▸ **Task objective**: Each line of the entries that contains the word "genome" adds one. Reply with the resulting number only.

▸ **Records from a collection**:
BEGIN
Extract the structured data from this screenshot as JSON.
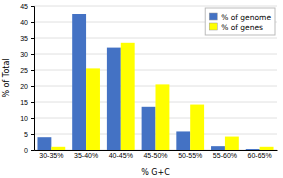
{
  "chart_data": {
    "type": "bar",
    "categories": [
      "30-35%",
      "35-40%",
      "40-45%",
      "45-50%",
      "50-55%",
      "55-60%",
      "60-65%"
    ],
    "series": [
      {
        "name": "% of genome",
        "color": "#4472C4",
        "values": [
          4.0,
          42.5,
          32.0,
          13.5,
          5.8,
          1.2,
          0.3
        ]
      },
      {
        "name": "% of genes",
        "color": "#FFFF00",
        "values": [
          1.0,
          25.5,
          33.5,
          20.5,
          14.2,
          4.2,
          1.0
        ]
      }
    ],
    "xlabel": "% G+C",
    "ylabel": "% of Total",
    "ylim": [
      0,
      45
    ],
    "yticks": [
      0,
      5,
      10,
      15,
      20,
      25,
      30,
      35,
      40,
      45
    ],
    "grid": true,
    "legend": "upper right"
  }
}
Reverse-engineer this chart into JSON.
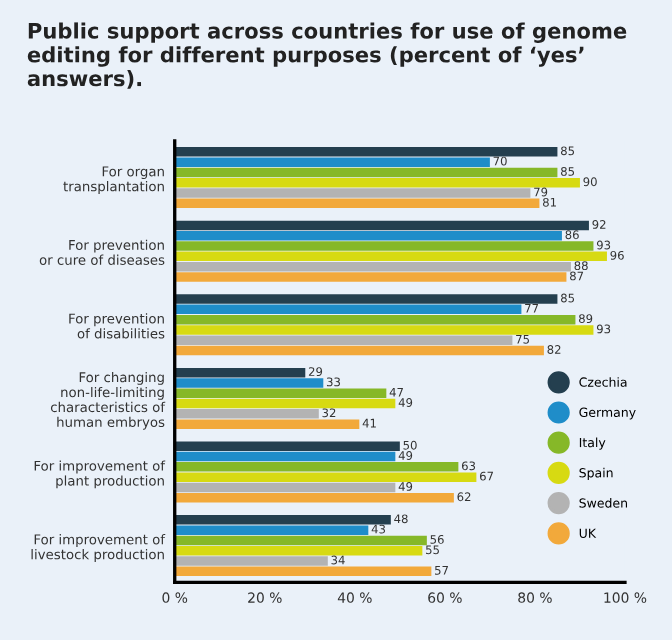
{
  "chart_data": {
    "type": "bar",
    "orientation": "horizontal",
    "title": "Public support across countries for use of genome editing for different purposes (percent of ‘yes’ answers).",
    "categories": [
      "For organ\ntransplantation",
      "For prevention\nor cure of diseases",
      "For prevention\nof disabilities",
      "For changing\nnon-life-limiting\ncharacteristics of\nhuman embryos",
      "For improvement of\nplant production",
      "For improvement of\nlivestock production"
    ],
    "series": [
      {
        "name": "Czechia",
        "color": "#243f4f",
        "values": [
          85,
          92,
          85,
          29,
          50,
          48
        ]
      },
      {
        "name": "Germany",
        "color": "#1f8dc9",
        "values": [
          70,
          86,
          77,
          33,
          49,
          43
        ]
      },
      {
        "name": "Italy",
        "color": "#86b828",
        "values": [
          85,
          93,
          89,
          47,
          63,
          56
        ]
      },
      {
        "name": "Spain",
        "color": "#d7da12",
        "values": [
          90,
          96,
          93,
          49,
          67,
          55
        ]
      },
      {
        "name": "Sweden",
        "color": "#b3b3b3",
        "values": [
          79,
          88,
          75,
          32,
          49,
          34
        ]
      },
      {
        "name": "UK",
        "color": "#f2a93b",
        "values": [
          81,
          87,
          82,
          41,
          62,
          57
        ]
      }
    ],
    "xlim": [
      0,
      100
    ],
    "xticks": [
      {
        "value": 0,
        "label": "0 %"
      },
      {
        "value": 20,
        "label": "20 %"
      },
      {
        "value": 40,
        "label": "40 %"
      },
      {
        "value": 60,
        "label": "60 %"
      },
      {
        "value": 80,
        "label": "80 %"
      },
      {
        "value": 100,
        "label": "100 %"
      }
    ],
    "data_labels": true,
    "legend": "right",
    "grid": false
  }
}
END
▸ **Your solution**: 2